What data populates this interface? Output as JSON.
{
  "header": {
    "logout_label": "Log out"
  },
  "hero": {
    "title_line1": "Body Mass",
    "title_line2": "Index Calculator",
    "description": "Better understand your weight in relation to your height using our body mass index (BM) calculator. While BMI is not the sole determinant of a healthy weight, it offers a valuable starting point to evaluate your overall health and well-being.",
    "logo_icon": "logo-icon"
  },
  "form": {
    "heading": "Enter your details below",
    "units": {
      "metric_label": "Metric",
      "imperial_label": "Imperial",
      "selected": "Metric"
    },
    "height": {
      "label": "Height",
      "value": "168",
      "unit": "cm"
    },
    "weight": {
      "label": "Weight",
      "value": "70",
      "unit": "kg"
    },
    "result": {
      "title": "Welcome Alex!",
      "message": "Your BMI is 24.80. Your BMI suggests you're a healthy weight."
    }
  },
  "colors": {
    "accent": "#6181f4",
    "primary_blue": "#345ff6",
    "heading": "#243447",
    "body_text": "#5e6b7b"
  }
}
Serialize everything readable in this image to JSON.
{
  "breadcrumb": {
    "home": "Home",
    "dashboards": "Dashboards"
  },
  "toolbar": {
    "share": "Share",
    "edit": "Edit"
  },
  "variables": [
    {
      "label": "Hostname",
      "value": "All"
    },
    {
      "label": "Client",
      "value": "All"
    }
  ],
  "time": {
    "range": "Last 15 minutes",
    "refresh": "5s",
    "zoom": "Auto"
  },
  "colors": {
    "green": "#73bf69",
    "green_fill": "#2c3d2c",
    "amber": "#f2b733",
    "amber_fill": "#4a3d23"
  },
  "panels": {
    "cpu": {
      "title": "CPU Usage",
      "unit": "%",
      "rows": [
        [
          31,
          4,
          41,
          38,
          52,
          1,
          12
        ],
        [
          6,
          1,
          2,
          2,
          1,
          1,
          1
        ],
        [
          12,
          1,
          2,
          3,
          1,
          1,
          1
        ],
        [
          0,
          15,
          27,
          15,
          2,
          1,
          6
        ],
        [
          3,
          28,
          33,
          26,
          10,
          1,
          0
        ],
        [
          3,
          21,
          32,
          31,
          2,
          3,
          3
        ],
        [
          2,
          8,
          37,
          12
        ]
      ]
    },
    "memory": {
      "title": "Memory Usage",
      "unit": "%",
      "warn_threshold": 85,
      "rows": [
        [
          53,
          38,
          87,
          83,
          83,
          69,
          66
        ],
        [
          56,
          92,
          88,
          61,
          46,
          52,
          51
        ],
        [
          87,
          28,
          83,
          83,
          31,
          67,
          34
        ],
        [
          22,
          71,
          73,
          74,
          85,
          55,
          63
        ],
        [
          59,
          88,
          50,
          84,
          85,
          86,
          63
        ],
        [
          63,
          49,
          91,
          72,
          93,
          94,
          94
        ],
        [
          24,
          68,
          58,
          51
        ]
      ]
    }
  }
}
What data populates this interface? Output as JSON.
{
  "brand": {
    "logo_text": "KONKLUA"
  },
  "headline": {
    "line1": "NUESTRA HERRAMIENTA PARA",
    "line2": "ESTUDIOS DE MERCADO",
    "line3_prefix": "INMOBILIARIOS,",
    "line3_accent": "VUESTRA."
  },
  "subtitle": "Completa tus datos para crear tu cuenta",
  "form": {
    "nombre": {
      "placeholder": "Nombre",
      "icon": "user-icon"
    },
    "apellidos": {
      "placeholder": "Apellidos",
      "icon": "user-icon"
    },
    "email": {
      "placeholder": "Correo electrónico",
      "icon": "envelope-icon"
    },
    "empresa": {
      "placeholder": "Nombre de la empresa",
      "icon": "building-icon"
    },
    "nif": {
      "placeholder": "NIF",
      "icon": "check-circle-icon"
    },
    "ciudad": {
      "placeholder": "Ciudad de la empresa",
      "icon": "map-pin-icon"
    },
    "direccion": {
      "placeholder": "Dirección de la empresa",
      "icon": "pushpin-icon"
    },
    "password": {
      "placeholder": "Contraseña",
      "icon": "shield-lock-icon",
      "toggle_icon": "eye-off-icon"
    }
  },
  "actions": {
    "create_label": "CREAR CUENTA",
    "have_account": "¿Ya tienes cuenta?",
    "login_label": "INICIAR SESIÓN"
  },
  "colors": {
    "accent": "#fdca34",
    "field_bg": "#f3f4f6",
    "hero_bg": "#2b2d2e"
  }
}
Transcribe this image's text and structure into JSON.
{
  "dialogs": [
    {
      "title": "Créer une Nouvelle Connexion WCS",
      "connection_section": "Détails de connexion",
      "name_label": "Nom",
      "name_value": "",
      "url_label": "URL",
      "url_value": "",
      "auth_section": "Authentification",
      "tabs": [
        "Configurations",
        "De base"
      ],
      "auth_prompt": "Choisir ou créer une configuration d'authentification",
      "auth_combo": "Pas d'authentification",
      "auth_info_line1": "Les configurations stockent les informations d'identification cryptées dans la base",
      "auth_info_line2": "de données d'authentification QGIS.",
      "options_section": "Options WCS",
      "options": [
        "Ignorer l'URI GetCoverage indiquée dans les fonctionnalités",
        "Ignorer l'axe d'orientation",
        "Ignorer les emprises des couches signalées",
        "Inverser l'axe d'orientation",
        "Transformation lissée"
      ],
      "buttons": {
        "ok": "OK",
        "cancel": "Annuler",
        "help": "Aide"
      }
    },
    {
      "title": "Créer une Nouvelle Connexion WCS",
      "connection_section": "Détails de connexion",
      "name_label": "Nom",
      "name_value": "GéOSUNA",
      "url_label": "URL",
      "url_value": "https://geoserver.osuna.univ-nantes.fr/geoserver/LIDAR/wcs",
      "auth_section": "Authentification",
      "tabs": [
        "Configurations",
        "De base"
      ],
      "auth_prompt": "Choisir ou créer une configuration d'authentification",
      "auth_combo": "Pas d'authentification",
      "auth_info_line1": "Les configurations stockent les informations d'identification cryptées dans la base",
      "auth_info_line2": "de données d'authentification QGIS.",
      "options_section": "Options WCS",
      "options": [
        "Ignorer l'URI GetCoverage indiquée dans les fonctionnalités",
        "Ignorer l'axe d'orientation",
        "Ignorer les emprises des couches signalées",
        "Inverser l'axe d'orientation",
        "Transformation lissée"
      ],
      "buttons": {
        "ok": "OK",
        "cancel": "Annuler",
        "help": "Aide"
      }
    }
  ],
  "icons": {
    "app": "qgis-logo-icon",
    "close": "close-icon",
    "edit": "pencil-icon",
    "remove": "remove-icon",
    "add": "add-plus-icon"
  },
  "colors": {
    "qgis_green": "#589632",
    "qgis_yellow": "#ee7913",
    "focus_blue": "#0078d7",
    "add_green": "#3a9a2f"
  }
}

### Problem to solve
Write each line above out exactly.

### Written response
What data populates this interface? Output as JSON.
{
  "header": {
    "logout_label": "Log out"
  },
  "hero": {
    "title_line1": "Body Mass",
    "title_line2": "Index Calculator",
    "description": "Better understand your weight in relation to your height using our body mass index (BM) calculator. While BMI is not the sole determinant of a healthy weight, it offers a valuable starting point to evaluate your overall health and well-being.",
    "logo_icon": "logo-icon"
  },
  "form": {
    "heading": "Enter your details below",
    "units": {
      "metric_label": "Metric",
      "imperial_label": "Imperial",
      "selected": "Metric"
    },
    "height": {
      "label": "Height",
      "value": "168",
      "unit": "cm"
    },
    "weight": {
      "label": "Weight",
      "value": "70",
      "unit": "kg"
    },
    "result": {
      "title": "Welcome Alex!",
      "message": "Your BMI is 24.80. Your BMI suggests you're a healthy weight."
    }
  },
  "colors": {
    "accent": "#6181f4",
    "primary_blue": "#345ff6",
    "heading": "#243447",
    "body_text": "#5e6b7b"
  }
}
Serialize everything readable in this image to JSON.
{
  "breadcrumb": {
    "home": "Home",
    "dashboards": "Dashboards"
  },
  "toolbar": {
    "share": "Share",
    "edit": "Edit"
  },
  "variables": [
    {
      "label": "Hostname",
      "value": "All"
    },
    {
      "label": "Client",
      "value": "All"
    }
  ],
  "time": {
    "range": "Last 15 minutes",
    "refresh": "5s",
    "zoom": "Auto"
  },
  "colors": {
    "green": "#73bf69",
    "green_fill": "#2c3d2c",
    "amber": "#f2b733",
    "amber_fill": "#4a3d23"
  },
  "panels": {
    "cpu": {
      "title": "CPU Usage",
      "unit": "%",
      "rows": [
        [
          31,
          4,
          41,
          38,
          52,
          1,
          12
        ],
        [
          6,
          1,
          2,
          2,
          1,
          1,
          1
        ],
        [
          12,
          1,
          2,
          3,
          1,
          1,
          1
        ],
        [
          0,
          15,
          27,
          15,
          2,
          1,
          6
        ],
        [
          3,
          28,
          33,
          26,
          10,
          1,
          0
        ],
        [
          3,
          21,
          32,
          31,
          2,
          3,
          3
        ],
        [
          2,
          8,
          37,
          12
        ]
      ]
    },
    "memory": {
      "title": "Memory Usage",
      "unit": "%",
      "warn_threshold": 85,
      "rows": [
        [
          53,
          38,
          87,
          83,
          83,
          69,
          66
        ],
        [
          56,
          92,
          88,
          61,
          46,
          52,
          51
        ],
        [
          87,
          28,
          83,
          83,
          31,
          67,
          34
        ],
        [
          22,
          71,
          73,
          74,
          85,
          55,
          63
        ],
        [
          59,
          88,
          50,
          84,
          85,
          86,
          63
        ],
        [
          63,
          49,
          91,
          72,
          93,
          94,
          94
        ],
        [
          24,
          68,
          58,
          51
        ]
      ]
    }
  }
}
What data populates this interface? Output as JSON.
{
  "brand": {
    "logo_text": "KONKLUA"
  },
  "headline": {
    "line1": "NUESTRA HERRAMIENTA PARA",
    "line2": "ESTUDIOS DE MERCADO",
    "line3_prefix": "INMOBILIARIOS,",
    "line3_accent": "VUESTRA."
  },
  "subtitle": "Completa tus datos para crear tu cuenta",
  "form": {
    "nombre": {
      "placeholder": "Nombre",
      "icon": "user-icon"
    },
    "apellidos": {
      "placeholder": "Apellidos",
      "icon": "user-icon"
    },
    "email": {
      "placeholder": "Correo electrónico",
      "icon": "envelope-icon"
    },
    "empresa": {
      "placeholder": "Nombre de la empresa",
      "icon": "building-icon"
    },
    "nif": {
      "placeholder": "NIF",
      "icon": "check-circle-icon"
    },
    "ciudad": {
      "placeholder": "Ciudad de la empresa",
      "icon": "map-pin-icon"
    },
    "direccion": {
      "placeholder": "Dirección de la empresa",
      "icon": "pushpin-icon"
    },
    "password": {
      "placeholder": "Contraseña",
      "icon": "shield-lock-icon",
      "toggle_icon": "eye-off-icon"
    }
  },
  "actions": {
    "create_label": "CREAR CUENTA",
    "have_account": "¿Ya tienes cuenta?",
    "login_label": "INICIAR SESIÓN"
  },
  "colors": {
    "accent": "#fdca34",
    "field_bg": "#f3f4f6",
    "hero_bg": "#2b2d2e"
  }
}
Transcribe this image's text and structure into JSON.
{
  "dialogs": [
    {
      "title": "Créer une Nouvelle Connexion WCS",
      "connection_section": "Détails de connexion",
      "name_label": "Nom",
      "name_value": "",
      "url_label": "URL",
      "url_value": "",
      "auth_section": "Authentification",
      "tabs": [
        "Configurations",
        "De base"
      ],
      "auth_prompt": "Choisir ou créer une configuration d'authentification",
      "auth_combo": "Pas d'authentification",
      "auth_info_line1": "Les configurations stockent les informations d'identification cryptées dans la base",
      "auth_info_line2": "de données d'authentification QGIS.",
      "options_section": "Options WCS",
      "options": [
        "Ignorer l'URI GetCoverage indiquée dans les fonctionnalités",
        "Ignorer l'axe d'orientation",
        "Ignorer les emprises des couches signalées",
        "Inverser l'axe d'orientation",
        "Transformation lissée"
      ],
      "buttons": {
        "ok": "OK",
        "cancel": "Annuler",
        "help": "Aide"
      }
    },
    {
      "title": "Créer une Nouvelle Connexion WCS",
      "connection_section": "Détails de connexion",
      "name_label": "Nom",
      "name_value": "GéOSUNA",
      "url_label": "URL",
      "url_value": "https://geoserver.osuna.univ-nantes.fr/geoserver/LIDAR/wcs",
      "auth_section": "Authentification",
      "tabs": [
        "Configurations",
        "De base"
      ],
      "auth_prompt": "Choisir ou créer une configuration d'authentification",
      "auth_combo": "Pas d'authentification",
      "auth_info_line1": "Les configurations stockent les informations d'identification cryptées dans la base",
      "auth_info_line2": "de données d'authentification QGIS.",
      "options_section": "Options WCS",
      "options": [
        "Ignorer l'URI GetCoverage indiquée dans les fonctionnalités",
        "Ignorer l'axe d'orientation",
        "Ignorer les emprises des couches signalées",
        "Inverser l'axe d'orientation",
        "Transformation lissée"
      ],
      "buttons": {
        "ok": "OK",
        "cancel": "Annuler",
        "help": "Aide"
      }
    }
  ],
  "icons": {
    "app": "qgis-logo-icon",
    "close": "close-icon",
    "edit": "pencil-icon",
    "remove": "remove-icon",
    "add": "add-plus-icon"
  },
  "colors": {
    "qgis_green": "#589632",
    "qgis_yellow": "#ee7913",
    "focus_blue": "#0078d7",
    "add_green": "#3a9a2f"
  }
}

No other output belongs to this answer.